**EXERCISE BRIEF:** Pictures aside, repeat every entry exactly.

** START OF ENTRIES PROVIDED **

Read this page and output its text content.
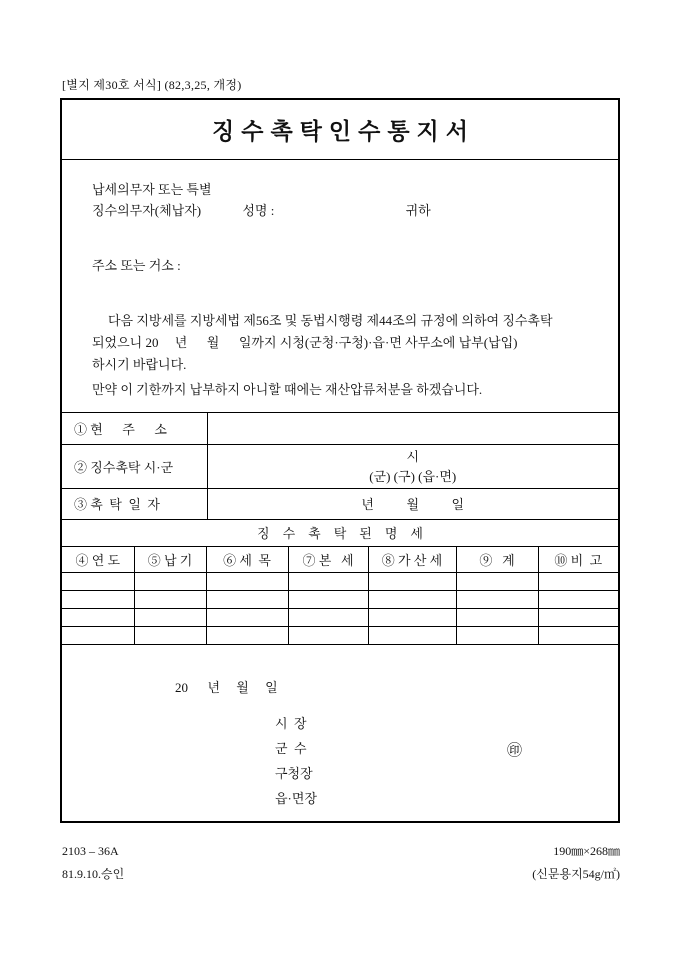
[별지 제30호 서식] (82,3,25, 개정)
징수촉탁인수통지서
납세의무자 또는 특별
징수의무자(체납자)	성명 :	귀하
주소 또는 거소 :
다음 지방세를 지방세법 제56조 및 동법시행령 제44조의 규정에 의하여 징수촉탁
되었으니 20     년      월      일까지 시청(군청·구청)·읍·면 사무소에 납부(납입)
하시기 바랍니다.
만약 이 기한까지 납부하지 아니할 때에는 재산압류처분을 하겠습니다.
① 현      주      소	
② 징수촉탁 시·군	시
(군) (구) (읍·면)

③ 촉  탁  일  자	년          월          일
징    수    촉    탁    된    명    세
④ 연 도	⑤ 납 기	⑥ 세  목	⑦ 본   세	⑧ 가 산 세	⑨   계	⑩ 비  고

20      년     월     일
시  장
군  수
구청장
읍·면장
㊞
2103 – 36A
81.9.10.승인
190㎜×268㎜
(신문용지54g/㎡)
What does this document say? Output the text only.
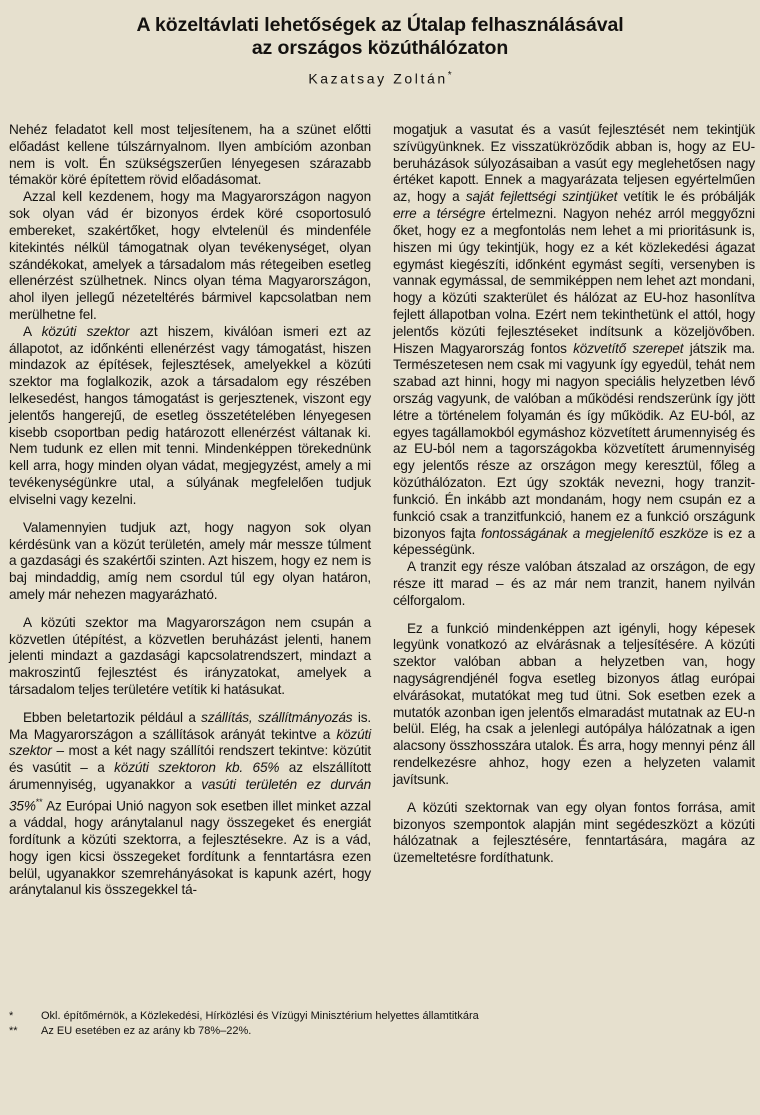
A közeltávlati lehetőségek az Útalap felhasználásával
az országos közúthálózaton
Kazatsay Zoltán*

Nehéz feladatot kell most teljesítenem, ha a szünet előtti előadást kellene túlszárnyalnom. Ilyen ambícióm azonban nem is volt. Én szükségszerűen lényegesen szárazabb témakör köré építettem rövid előadásomat.

Azzal kell kezdenem, hogy ma Magyarországon nagyon sok olyan vád ér bizonyos érdek köré csoportosuló embereket, szakértőket, hogy elvtelenül és mindenféle kitekintés nélkül támogatnak olyan tevékenységet, olyan szándékokat, amelyek a társadalom más rétegeiben esetleg ellenérzést szülhetnek. Nincs olyan téma Magyarországon, ahol ilyen jellegű nézeteltérés bármivel kapcsolatban nem merülhetne fel.

A közúti szektor azt hiszem, kiválóan ismeri ezt az állapotot, az időnkénti ellenérzést vagy támogatást, hiszen mindazok az építések, fejlesztések, amelyekkel a közúti szektor ma foglalkozik, azok a társadalom egy részében lelkesedést, hangos támogatást is gerjesztenek, viszont egy jelentős hangerejű, de esetleg összetételében lényegesen kisebb csoportban pedig határozott ellenérzést váltanak ki. Nem tudunk ez ellen mit tenni. Mindenképpen törekednünk kell arra, hogy minden olyan vádat, megjegyzést, amely a mi tevékenységünkre utal, a súlyának megfelelően tudjuk elviselni vagy kezelni.

Valamennyien tudjuk azt, hogy nagyon sok olyan kérdésünk van a közút területén, amely már messze túlment a gazdasági és szakértői szinten. Azt hiszem, hogy ez nem is baj mindaddig, amíg nem csordul túl egy olyan határon, amely már nehezen magyarázható.

A közúti szektor ma Magyarországon nem csupán a közvetlen útépítést, a közvetlen beruházást jelenti, hanem jelenti mindazt a gazdasági kapcsolatrendszert, mindazt a makroszintű fejlesztést és irányzatokat, amelyek a társadalom teljes területére vetítik ki hatásukat.

Ebben beletartozik például a szállítás, szállítmányozás is. Ma Magyarországon a szállítások arányát tekintve a közúti szektor – most a két nagy szállítói rendszert tekintve: közútit és vasútit – a közúti szektoron kb. 65% az elszállított árumennyiség, ugyanakkor a vasúti területén ez durván 35%** Az Európai Unió nagyon sok esetben illet minket azzal a váddal, hogy aránytalanul nagy összegeket és energiát fordítunk a közúti szektorra, a fejlesztésekre. Az is a vád, hogy igen kicsi összegeket fordítunk a fenntartásra ezen belül, ugyanakkor szemrehányásokat is kapunk azért, hogy aránytalanul kis összegekkel tá-

mogatjuk a vasutat és a vasút fejlesztését nem tekintjük szívügyünknek. Ez visszatükröződik abban is, hogy az EU-beruházások súlyozásaiban a vasút egy meglehetősen nagy értéket kapott. Ennek a magyarázata teljesen egyértelműen az, hogy a saját fejlettségi szintjüket vetítik le és próbálják erre a térségre értelmezni. Nagyon nehéz arról meggyőzni őket, hogy ez a megfontolás nem lehet a mi prioritásunk is, hiszen mi úgy tekintjük, hogy ez a két közlekedési ágazat egymást kiegészíti, időnként egymást segíti, versenyben is vannak egymással, de semmiképpen nem lehet azt mondani, hogy a közúti szakterület és hálózat az EU-hoz hasonlítva fejlett állapotban volna. Ezért nem tekinthetünk el attól, hogy jelentős közúti fejlesztéseket indítsunk a közeljövőben. Hiszen Magyarország fontos közvetítő szerepet játszik ma. Természetesen nem csak mi vagyunk így egyedül, tehát nem szabad azt hinni, hogy mi nagyon speciális helyzetben lévő ország vagyunk, de valóban a működési rendszerünk így jött létre a történelem folyamán és így működik. Az EU-ból, az egyes tagállamokból egymáshoz közvetített árumennyiség és az EU-ból nem a tagországokba közvetített árumennyiség egy jelentős része az országon megy keresztül, főleg a közúthálózaton. Ezt úgy szokták nevezni, hogy tranzit-funkció. Én inkább azt mondanám, hogy nem csupán ez a funkció csak a tranzitfunkció, hanem ez a funkció országunk bizonyos fajta fontosságának a megjelenítő eszköze is ez a képességünk.

A tranzit egy része valóban átszalad az országon, de egy része itt marad – és az már nem tranzit, hanem nyilván célforgalom.

Ez a funkció mindenképpen azt igényli, hogy képesek legyünk vonatkozó az elvárásnak a teljesítésére. A közúti szektor valóban abban a helyzetben van, hogy nagyságrendjénél fogva esetleg bizonyos átlag európai elvárásokat, mutatókat meg tud ütni. Sok esetben ezek a mutatók azonban igen jelentős elmaradást mutatnak az EU-n belül. Elég, ha csak a jelenlegi autópálya hálózatnak a igen alacsony összhosszára utalok. És arra, hogy mennyi pénz áll rendelkezésre ahhoz, hogy ezen a helyzeten valamit javítsunk.

A közúti szektornak van egy olyan fontos forrása, amit bizonyos szempontok alapján mint segédeszközt a közúti hálózatnak a fejlesztésére, fenntartására, magára az üzemeltetésre fordíthatunk.

*	Okl. építőmérnök, a Közlekedési, Hírközlési és Vízügyi Minisztérium helyettes államtitkára
**	Az EU esetében ez az arány kb 78%–22%.
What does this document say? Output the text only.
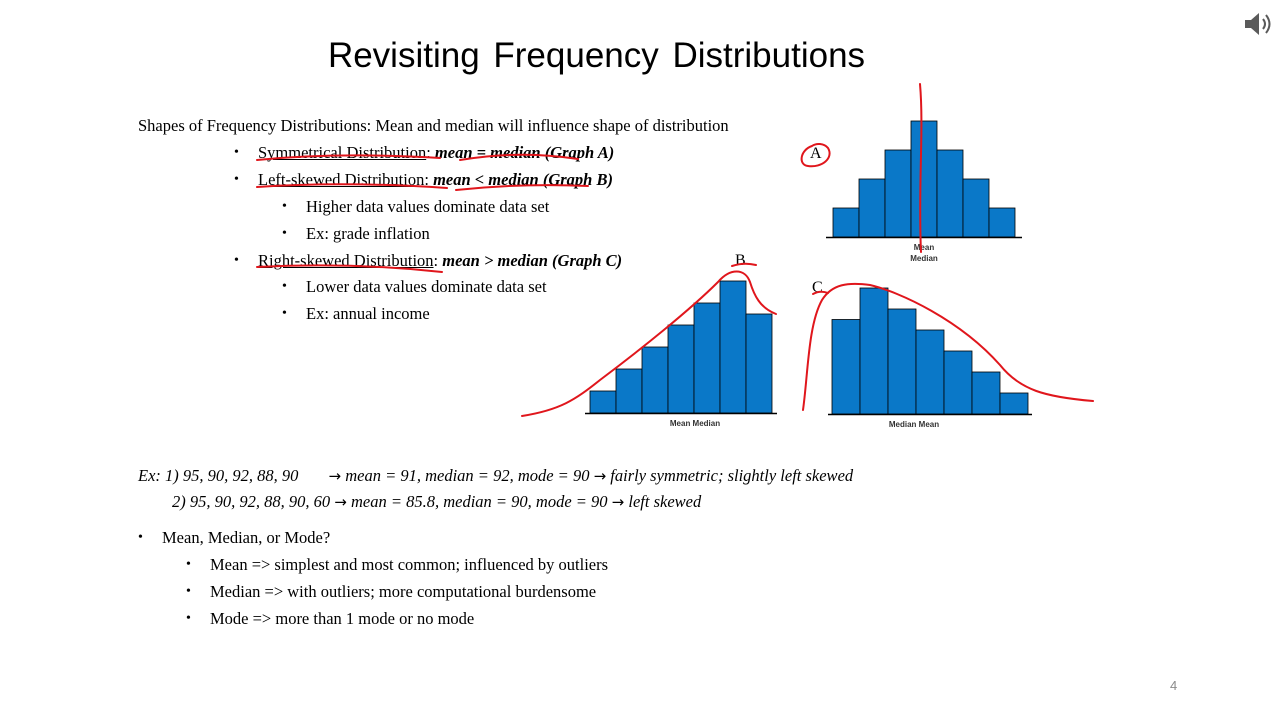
Revisiting Frequency Distributions
Shapes of Frequency Distributions: Mean and median will influence shape of distribution
• Symmetrical Distribution: mean = median (Graph A)
• Left-skewed Distribution: mean < median (Graph B)
• Higher data values dominate data set
• Ex: grade inflation
• Right-skewed Distribution: mean > median (Graph C)
• Lower data values dominate data set
• Ex: annual income
A
B
C
Mean
Median
Mean Median	Median Mean
Ex: 1) 95, 90, 92, 88, 90 → mean = 91, median = 92, mode = 90 → fairly symmetric; slightly left skewed
2) 95, 90, 92, 88, 90, 60 → mean = 85.8, median = 90, mode = 90 → left skewed
• Mean, Median, or Mode?
• Mean => simplest and most common; influenced by outliers
• Median => with outliers; more computational burdensome
• Mode => more than 1 mode or no mode
4
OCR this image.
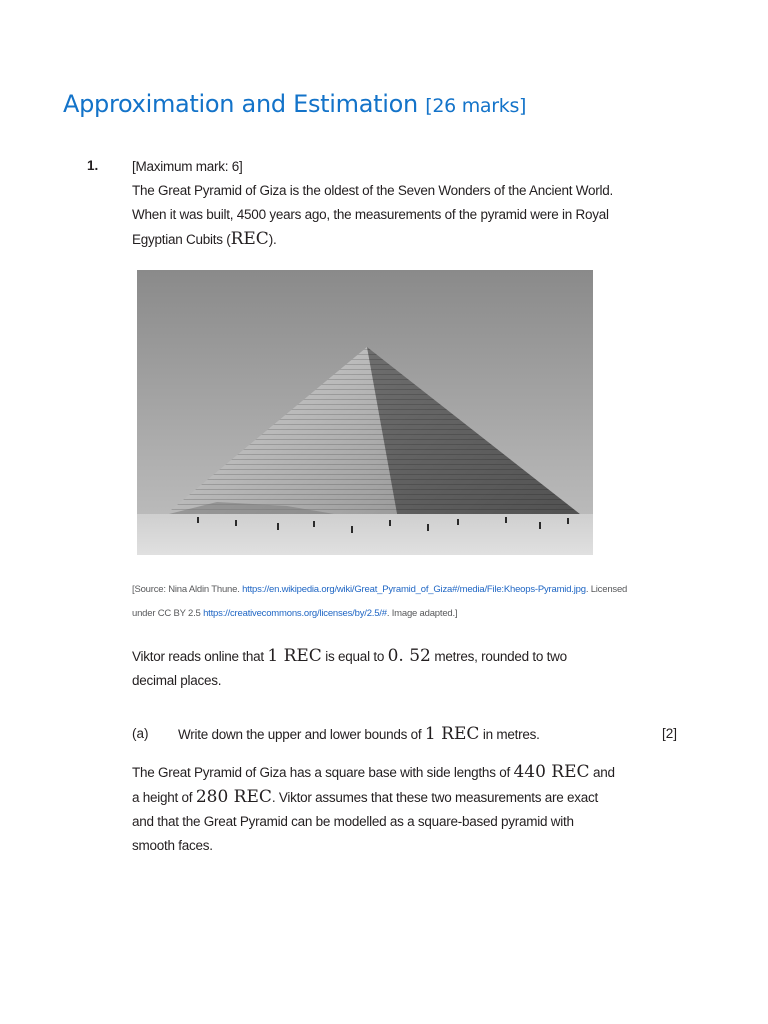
Approximation and Estimation [26 marks]
1. [Maximum mark: 6]

The Great Pyramid of Giza is the oldest of the Seven Wonders of the Ancient World. When it was built, 4500 years ago, the measurements of the pyramid were in Royal Egyptian Cubits (REC).

[Source: Nina Aldin Thune. https://en.wikipedia.org/wiki/Great_Pyramid_of_Giza#/media/File:Kheops-Pyramid.jpg. Licensed under CC BY 2.5 https://creativecommons.org/licenses/by/2.5/#. Image adapted.]

Viktor reads online that 1 REC is equal to 0. 52 metres, rounded to two decimal places.

(a) Write down the upper and lower bounds of 1 REC in metres.	[2]

The Great Pyramid of Giza has a square base with side lengths of 440 REC and a height of 280 REC. Viktor assumes that these two measurements are exact and that the Great Pyramid can be modelled as a square-based pyramid with smooth faces.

** END OF ENTRIES PROVIDED **

**ANSWER TO THE TASK:**
Read this page and output its text content.
[별지 제30호 서식] (82,3,25, 개정)
징수촉탁인수통지서
납세의무자 또는 특별
징수의무자(체납자)	성명 :	귀하
주소 또는 거소 :
다음 지방세를 지방세법 제56조 및 동법시행령 제44조의 규정에 의하여 징수촉탁
되었으니 20     년      월      일까지 시청(군청·구청)·읍·면 사무소에 납부(납입)
하시기 바랍니다.
만약 이 기한까지 납부하지 아니할 때에는 재산압류처분을 하겠습니다.
① 현      주      소	
② 징수촉탁 시·군	시
(군) (구) (읍·면)

③ 촉  탁  일  자	년          월          일
징    수    촉    탁    된    명    세
④ 연 도	⑤ 납 기	⑥ 세  목	⑦ 본   세	⑧ 가 산 세	⑨   계	⑩ 비  고

20      년     월     일
시  장
군  수
구청장
읍·면장
㊞
2103 – 36A
81.9.10.승인
190㎜×268㎜
(신문용지54g/㎡)
What does this document say? Output the text only.
A közeltávlati lehetőségek az Útalap felhasználásával
az országos közúthálózaton
Kazatsay Zoltán*

Nehéz feladatot kell most teljesítenem, ha a szünet előtti előadást kellene túlszárnyalnom. Ilyen ambícióm azonban nem is volt. Én szükségszerűen lényegesen szárazabb témakör köré építettem rövid előadásomat.

Azzal kell kezdenem, hogy ma Magyarországon nagyon sok olyan vád ér bizonyos érdek köré csoportosuló embereket, szakértőket, hogy elvtelenül és mindenféle kitekintés nélkül támogatnak olyan tevékenységet, olyan szándékokat, amelyek a társadalom más rétegeiben esetleg ellenérzést szülhetnek. Nincs olyan téma Magyarországon, ahol ilyen jellegű nézeteltérés bármivel kapcsolatban nem merülhetne fel.

A közúti szektor azt hiszem, kiválóan ismeri ezt az állapotot, az időnkénti ellenérzést vagy támogatást, hiszen mindazok az építések, fejlesztések, amelyekkel a közúti szektor ma foglalkozik, azok a társadalom egy részében lelkesedést, hangos támogatást is gerjesztenek, viszont egy jelentős hangerejű, de esetleg összetételében lényegesen kisebb csoportban pedig határozott ellenérzést váltanak ki. Nem tudunk ez ellen mit tenni. Mindenképpen törekednünk kell arra, hogy minden olyan vádat, megjegyzést, amely a mi tevékenységünkre utal, a súlyának megfelelően tudjuk elviselni vagy kezelni.

Valamennyien tudjuk azt, hogy nagyon sok olyan kérdésünk van a közút területén, amely már messze túlment a gazdasági és szakértői szinten. Azt hiszem, hogy ez nem is baj mindaddig, amíg nem csordul túl egy olyan határon, amely már nehezen magyarázható.

A közúti szektor ma Magyarországon nem csupán a közvetlen útépítést, a közvetlen beruházást jelenti, hanem jelenti mindazt a gazdasági kapcsolatrendszert, mindazt a makroszintű fejlesztést és irányzatokat, amelyek a társadalom teljes területére vetítik ki hatásukat.

Ebben beletartozik például a szállítás, szállítmányozás is. Ma Magyarországon a szállítások arányát tekintve a közúti szektor – most a két nagy szállítói rendszert tekintve: közútit és vasútit – a közúti szektoron kb. 65% az elszállított árumennyiség, ugyanakkor a vasúti területén ez durván 35%** Az Európai Unió nagyon sok esetben illet minket azzal a váddal, hogy aránytalanul nagy összegeket és energiát fordítunk a közúti szektorra, a fejlesztésekre. Az is a vád, hogy igen kicsi összegeket fordítunk a fenntartásra ezen belül, ugyanakkor szemrehányásokat is kapunk azért, hogy aránytalanul kis összegekkel tá-

mogatjuk a vasutat és a vasút fejlesztését nem tekintjük szívügyünknek. Ez visszatükröződik abban is, hogy az EU-beruházások súlyozásaiban a vasút egy meglehetősen nagy értéket kapott. Ennek a magyarázata teljesen egyértelműen az, hogy a saját fejlettségi szintjüket vetítik le és próbálják erre a térségre értelmezni. Nagyon nehéz arról meggyőzni őket, hogy ez a megfontolás nem lehet a mi prioritásunk is, hiszen mi úgy tekintjük, hogy ez a két közlekedési ágazat egymást kiegészíti, időnként egymást segíti, versenyben is vannak egymással, de semmiképpen nem lehet azt mondani, hogy a közúti szakterület és hálózat az EU-hoz hasonlítva fejlett állapotban volna. Ezért nem tekinthetünk el attól, hogy jelentős közúti fejlesztéseket indítsunk a közeljövőben. Hiszen Magyarország fontos közvetítő szerepet játszik ma. Természetesen nem csak mi vagyunk így egyedül, tehát nem szabad azt hinni, hogy mi nagyon speciális helyzetben lévő ország vagyunk, de valóban a működési rendszerünk így jött létre a történelem folyamán és így működik. Az EU-ból, az egyes tagállamokból egymáshoz közvetített árumennyiség és az EU-ból nem a tagországokba közvetített árumennyiség egy jelentős része az országon megy keresztül, főleg a közúthálózaton. Ezt úgy szokták nevezni, hogy tranzit-funkció. Én inkább azt mondanám, hogy nem csupán ez a funkció csak a tranzitfunkció, hanem ez a funkció országunk bizonyos fajta fontosságának a megjelenítő eszköze is ez a képességünk.

A tranzit egy része valóban átszalad az országon, de egy része itt marad – és az már nem tranzit, hanem nyilván célforgalom.

Ez a funkció mindenképpen azt igényli, hogy képesek legyünk vonatkozó az elvárásnak a teljesítésére. A közúti szektor valóban abban a helyzetben van, hogy nagyságrendjénél fogva esetleg bizonyos átlag európai elvárásokat, mutatókat meg tud ütni. Sok esetben ezek a mutatók azonban igen jelentős elmaradást mutatnak az EU-n belül. Elég, ha csak a jelenlegi autópálya hálózatnak a igen alacsony összhosszára utalok. És arra, hogy mennyi pénz áll rendelkezésre ahhoz, hogy ezen a helyzeten valamit javítsunk.

A közúti szektornak van egy olyan fontos forrása, amit bizonyos szempontok alapján mint segédeszközt a közúti hálózatnak a fejlesztésére, fenntartására, magára az üzemeltetésre fordíthatunk.

*	Okl. építőmérnök, a Közlekedési, Hírközlési és Vízügyi Minisztérium helyettes államtitkára
**	Az EU esetében ez az arány kb 78%–22%.
What does this document say? Output the text only.
Revisiting Frequency Distributions
Shapes of Frequency Distributions: Mean and median will influence shape of distribution
• Symmetrical Distribution: mean = median (Graph A)
• Left-skewed Distribution: mean < median (Graph B)
• Higher data values dominate data set
• Ex: grade inflation
• Right-skewed Distribution: mean > median (Graph C)
• Lower data values dominate data set
• Ex: annual income
A
B
C
Mean
Median
Mean Median	Median Mean
Ex: 1) 95, 90, 92, 88, 90 → mean = 91, median = 92, mode = 90 → fairly symmetric; slightly left skewed
2) 95, 90, 92, 88, 90, 60 → mean = 85.8, median = 90, mode = 90 → left skewed
• Mean, Median, or Mode?
• Mean => simplest and most common; influenced by outliers
• Median => with outliers; more computational burdensome
• Mode => more than 1 mode or no mode
4
OCR this image.
Approximation and Estimation [26 marks]
1. [Maximum mark: 6]

The Great Pyramid of Giza is the oldest of the Seven Wonders of the Ancient World. When it was built, 4500 years ago, the measurements of the pyramid were in Royal Egyptian Cubits (REC).

[Source: Nina Aldin Thune. https://en.wikipedia.org/wiki/Great_Pyramid_of_Giza#/media/File:Kheops-Pyramid.jpg. Licensed under CC BY 2.5 https://creativecommons.org/licenses/by/2.5/#. Image adapted.]

Viktor reads online that 1 REC is equal to 0. 52 metres, rounded to two decimal places.

(a) Write down the upper and lower bounds of 1 REC in metres.	[2]

The Great Pyramid of Giza has a square base with side lengths of 440 REC and a height of 280 REC. Viktor assumes that these two measurements are exact and that the Great Pyramid can be modelled as a square-based pyramid with smooth faces.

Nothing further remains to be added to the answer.